- _Written instruction_
Collect all lines from the listing that include the string "と思いました".
═════ Information given ═════
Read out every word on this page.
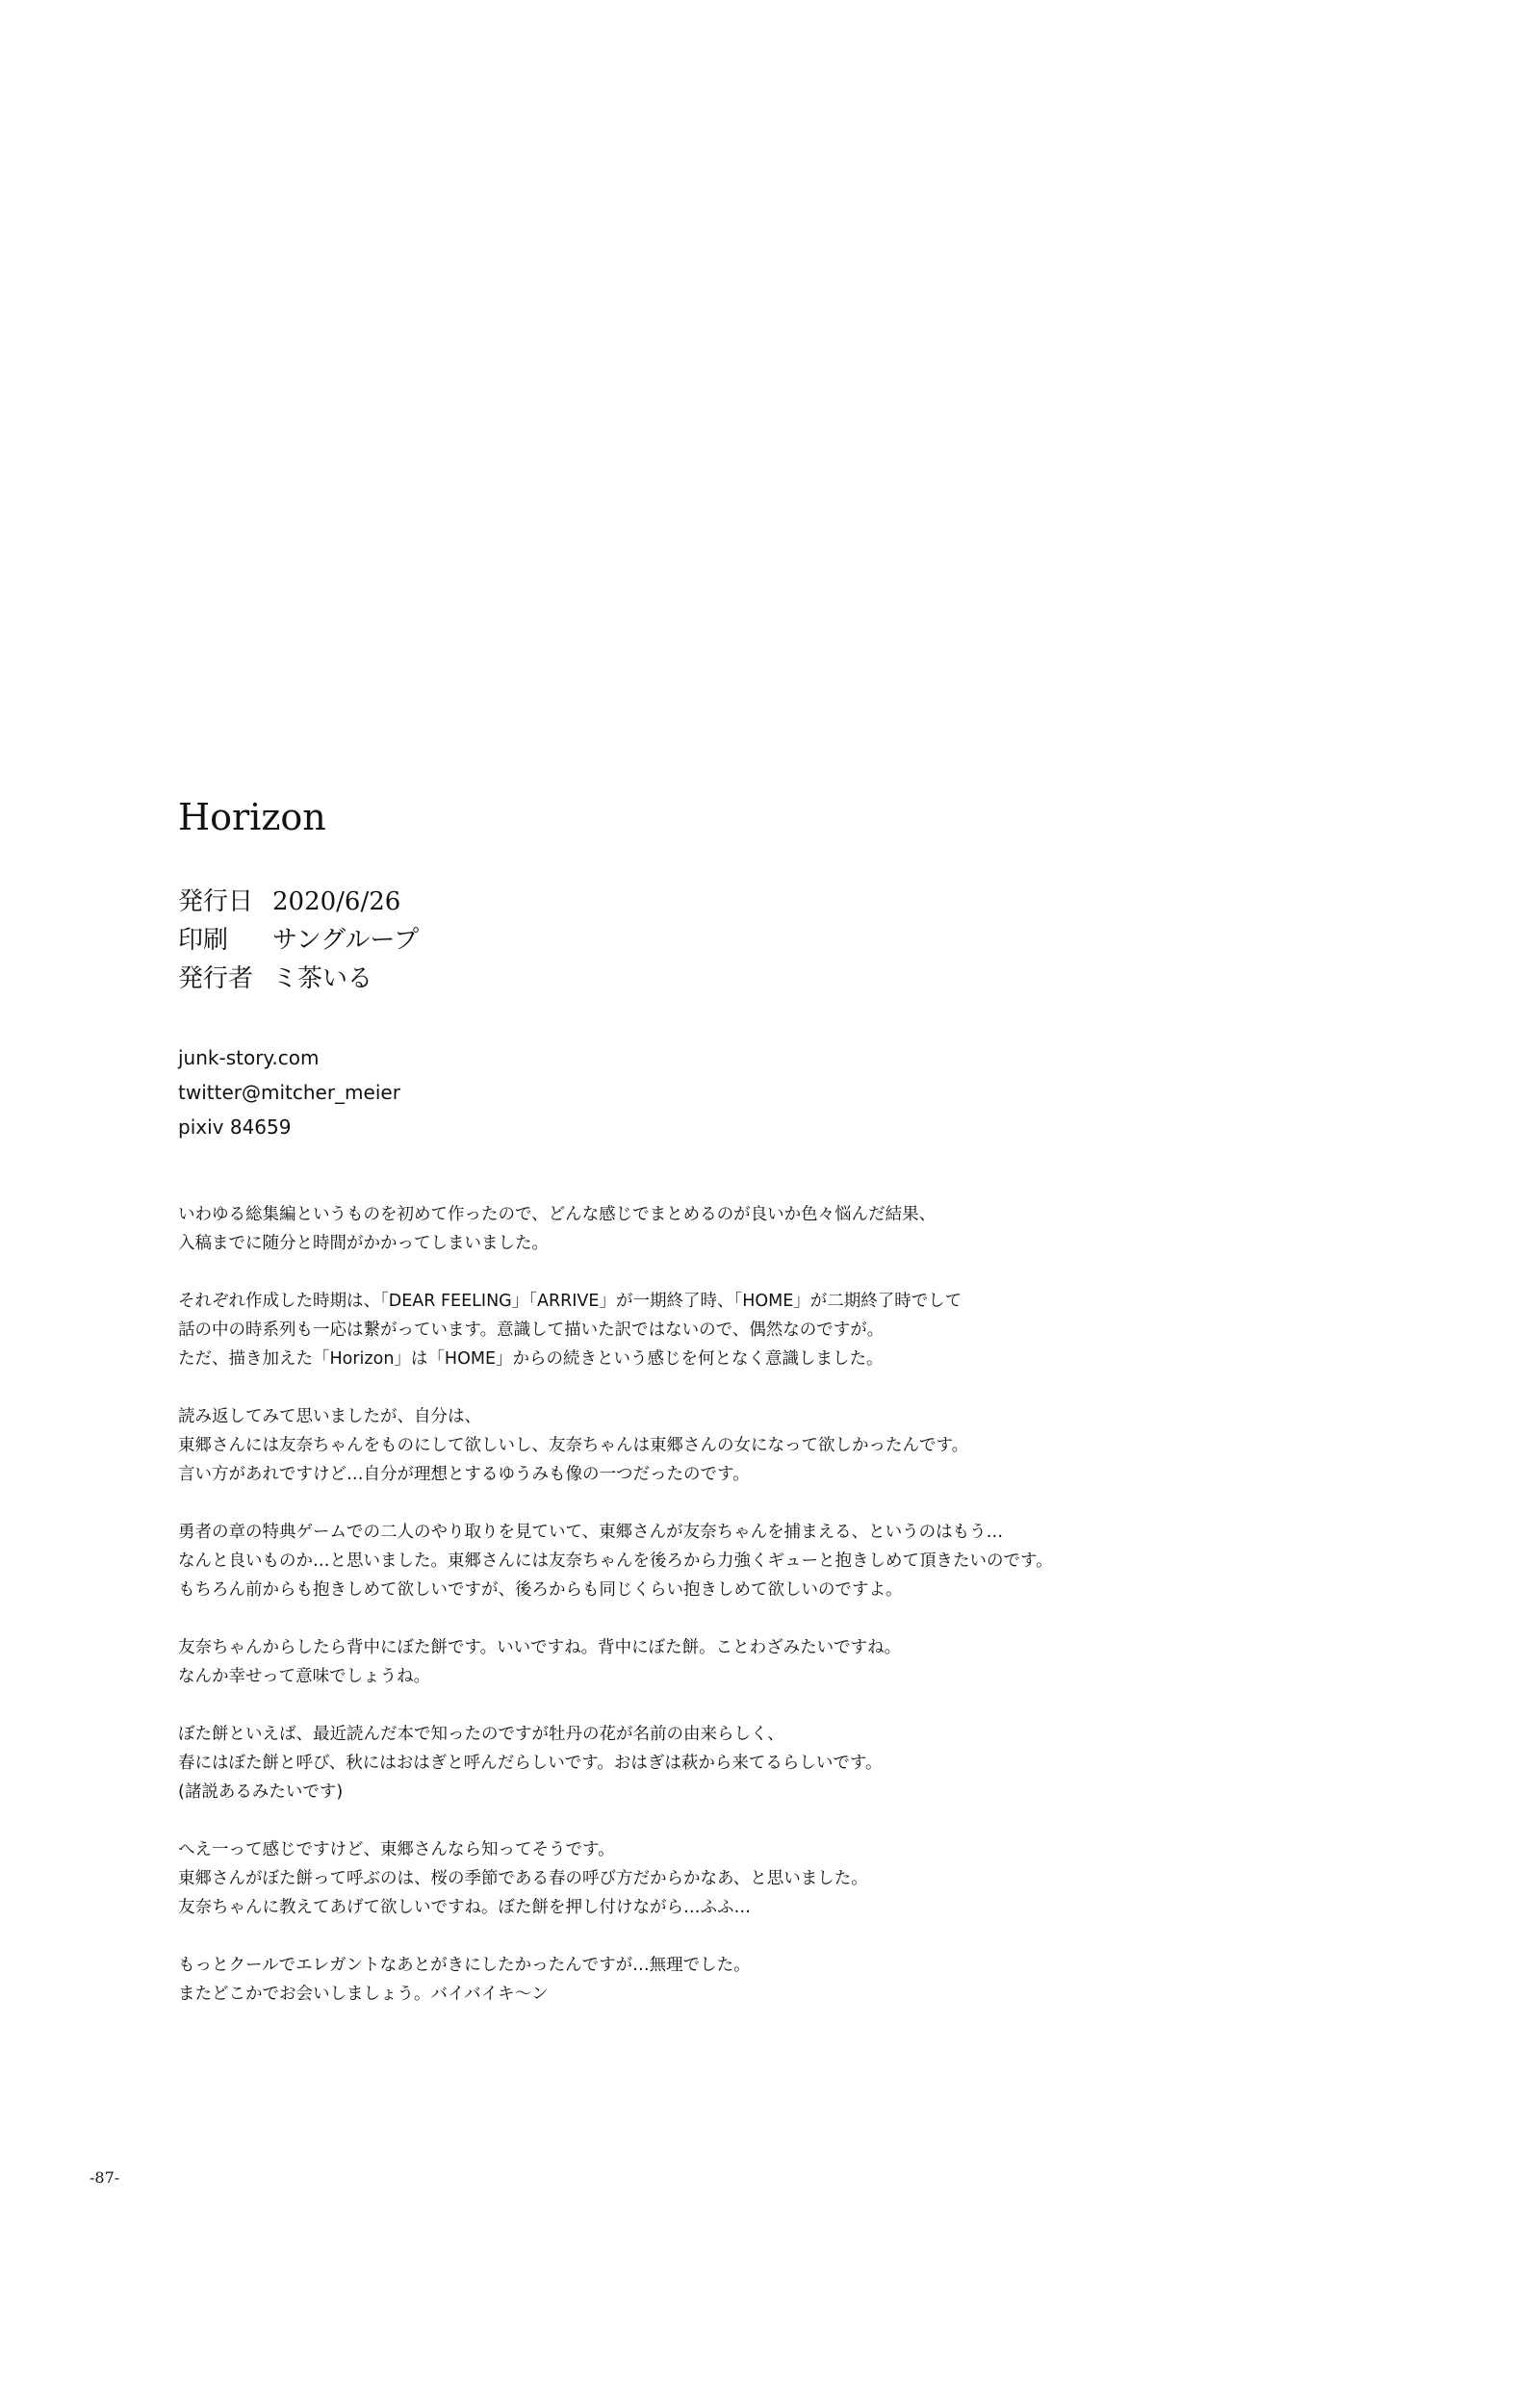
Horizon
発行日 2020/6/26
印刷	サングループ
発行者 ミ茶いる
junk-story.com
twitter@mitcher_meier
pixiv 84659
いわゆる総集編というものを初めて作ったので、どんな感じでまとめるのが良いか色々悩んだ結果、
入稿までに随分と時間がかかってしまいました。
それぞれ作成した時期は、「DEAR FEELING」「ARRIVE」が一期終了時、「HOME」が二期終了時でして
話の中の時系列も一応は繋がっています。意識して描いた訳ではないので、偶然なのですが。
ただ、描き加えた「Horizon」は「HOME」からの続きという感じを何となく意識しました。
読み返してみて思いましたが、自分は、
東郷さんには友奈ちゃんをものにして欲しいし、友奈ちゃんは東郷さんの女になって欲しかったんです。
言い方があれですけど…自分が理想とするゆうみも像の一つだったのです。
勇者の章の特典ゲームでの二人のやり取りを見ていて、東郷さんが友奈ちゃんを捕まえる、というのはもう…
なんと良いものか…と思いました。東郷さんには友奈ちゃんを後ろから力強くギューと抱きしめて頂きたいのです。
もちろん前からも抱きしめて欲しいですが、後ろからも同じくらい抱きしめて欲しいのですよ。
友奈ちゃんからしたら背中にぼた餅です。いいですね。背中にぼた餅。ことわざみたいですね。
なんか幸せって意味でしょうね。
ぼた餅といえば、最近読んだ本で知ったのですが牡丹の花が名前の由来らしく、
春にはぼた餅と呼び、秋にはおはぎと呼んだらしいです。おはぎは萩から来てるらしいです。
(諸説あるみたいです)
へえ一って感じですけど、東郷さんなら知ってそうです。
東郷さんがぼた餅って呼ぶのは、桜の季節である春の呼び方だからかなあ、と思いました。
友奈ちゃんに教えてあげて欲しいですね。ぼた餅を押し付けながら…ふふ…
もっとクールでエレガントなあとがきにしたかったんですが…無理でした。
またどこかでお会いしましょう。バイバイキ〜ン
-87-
═════
═════ Information given ═════
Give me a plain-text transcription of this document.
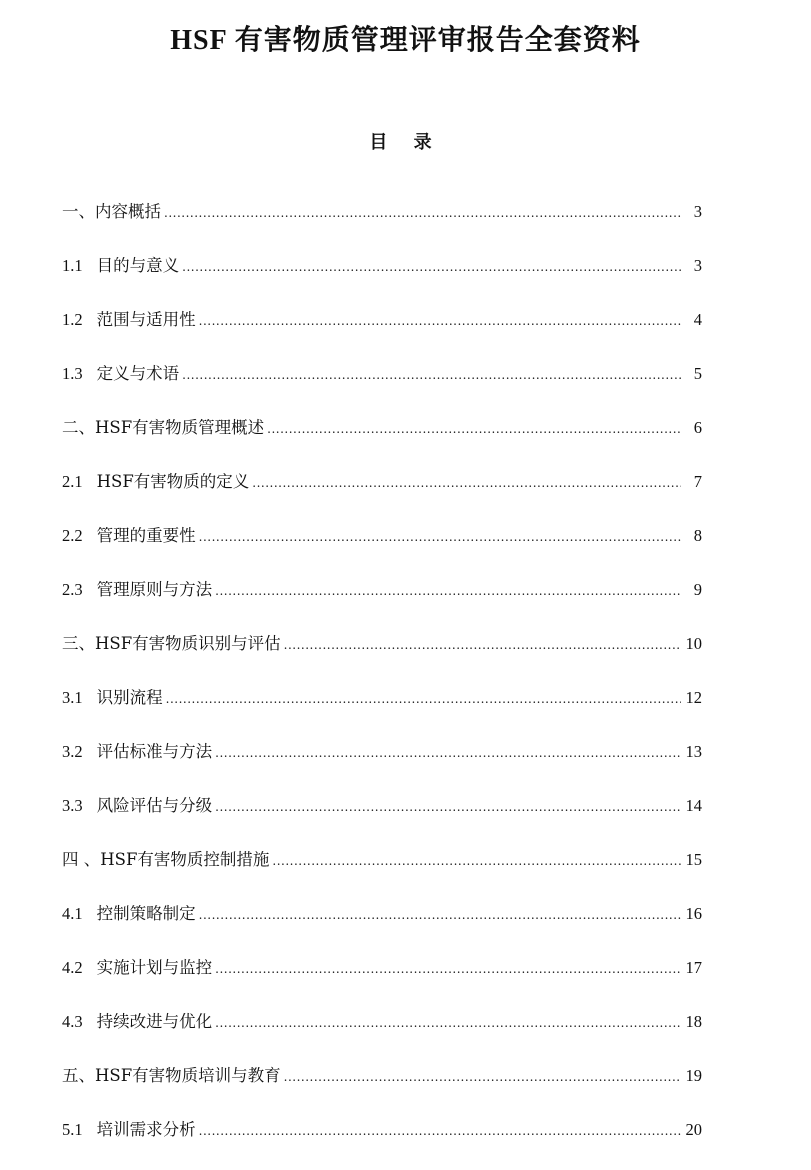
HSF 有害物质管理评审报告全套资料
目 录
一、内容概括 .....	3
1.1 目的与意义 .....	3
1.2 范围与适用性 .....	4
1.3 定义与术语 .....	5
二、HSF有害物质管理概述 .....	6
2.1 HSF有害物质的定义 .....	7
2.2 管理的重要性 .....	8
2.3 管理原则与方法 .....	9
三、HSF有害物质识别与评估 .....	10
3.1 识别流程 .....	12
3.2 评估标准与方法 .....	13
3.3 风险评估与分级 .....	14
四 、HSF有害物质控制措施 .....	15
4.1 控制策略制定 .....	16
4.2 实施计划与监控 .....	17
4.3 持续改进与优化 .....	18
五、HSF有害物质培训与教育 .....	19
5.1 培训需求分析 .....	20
═════
═════ Information given ═════
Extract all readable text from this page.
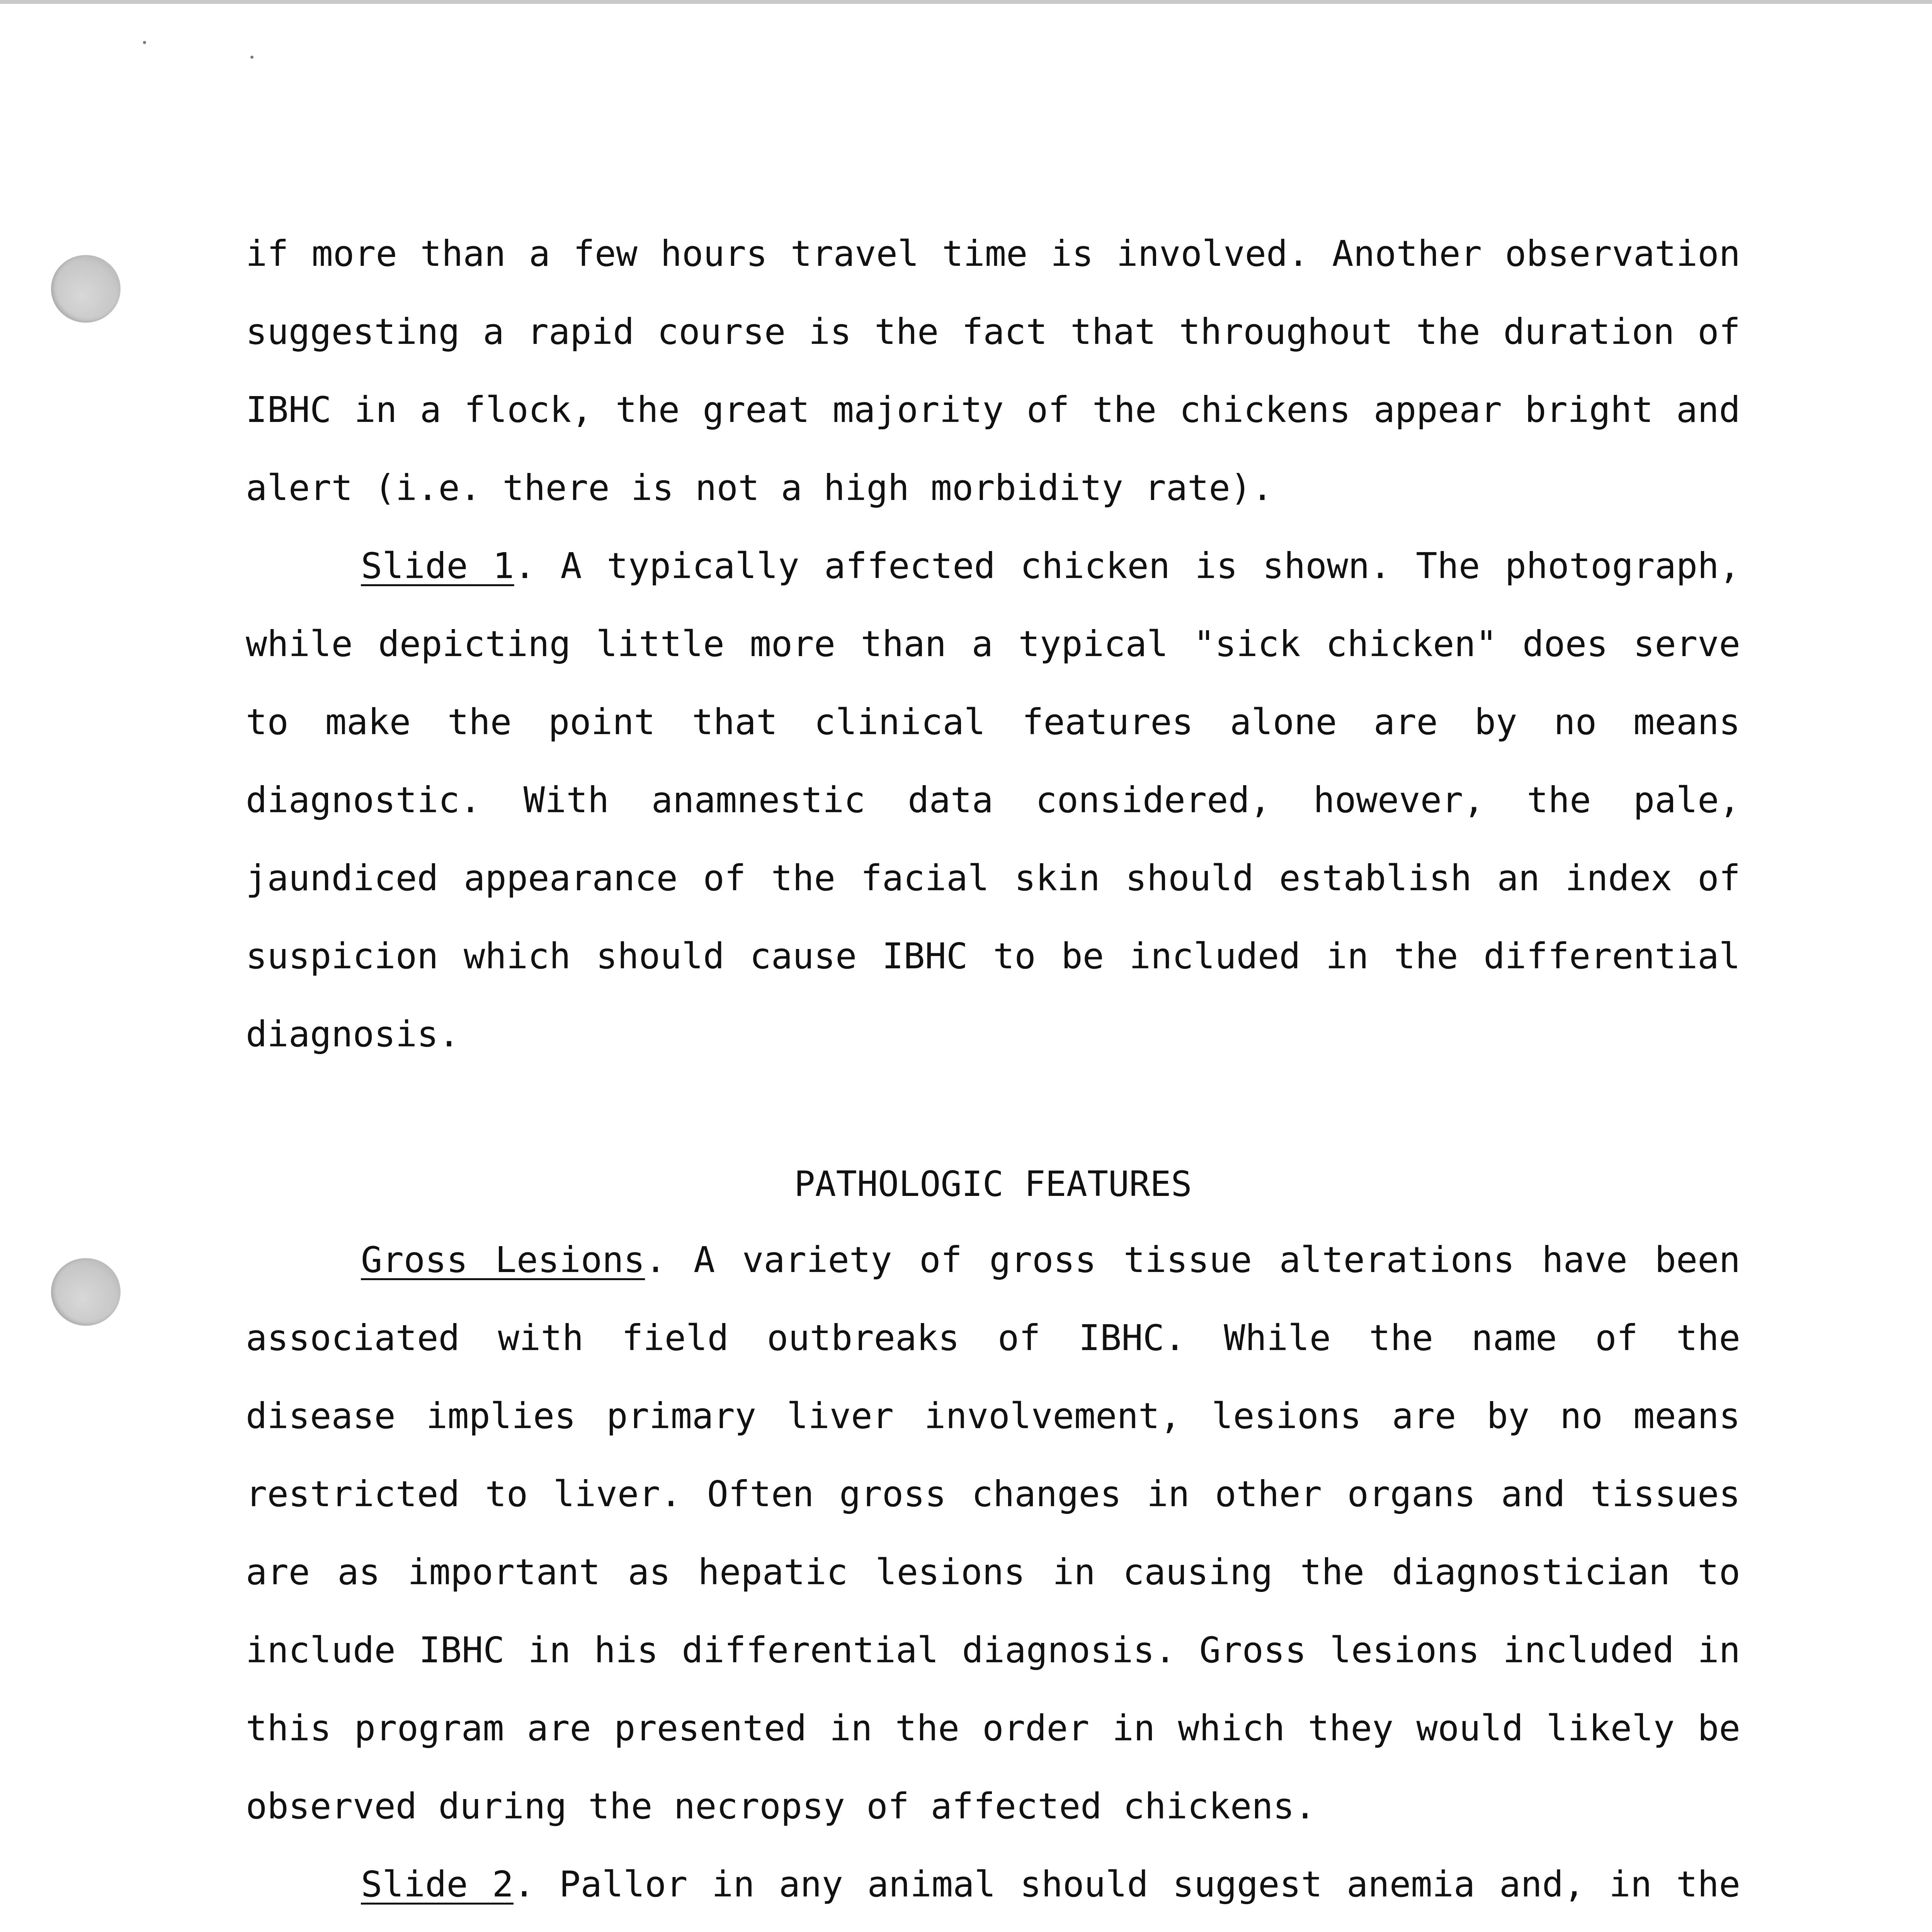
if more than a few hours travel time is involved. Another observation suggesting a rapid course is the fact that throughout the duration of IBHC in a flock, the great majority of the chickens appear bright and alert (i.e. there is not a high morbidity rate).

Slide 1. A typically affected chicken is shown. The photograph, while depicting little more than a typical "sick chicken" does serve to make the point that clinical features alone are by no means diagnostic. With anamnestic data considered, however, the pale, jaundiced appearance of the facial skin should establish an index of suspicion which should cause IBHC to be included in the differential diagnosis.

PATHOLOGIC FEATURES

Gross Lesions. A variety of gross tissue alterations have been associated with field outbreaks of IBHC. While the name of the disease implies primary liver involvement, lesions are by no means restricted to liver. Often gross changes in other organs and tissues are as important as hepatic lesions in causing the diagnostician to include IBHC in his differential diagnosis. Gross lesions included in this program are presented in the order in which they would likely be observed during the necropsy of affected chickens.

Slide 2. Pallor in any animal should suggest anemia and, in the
═════
- _Task result_
なんと良いものか…と思いました。東郷さんには友奈ちゃんを後ろから力強くギューと抱きしめて頂きたいのです。
東郷さんがぼた餅って呼ぶのは、桜の季節である春の呼び方だからかなあ、と思いました。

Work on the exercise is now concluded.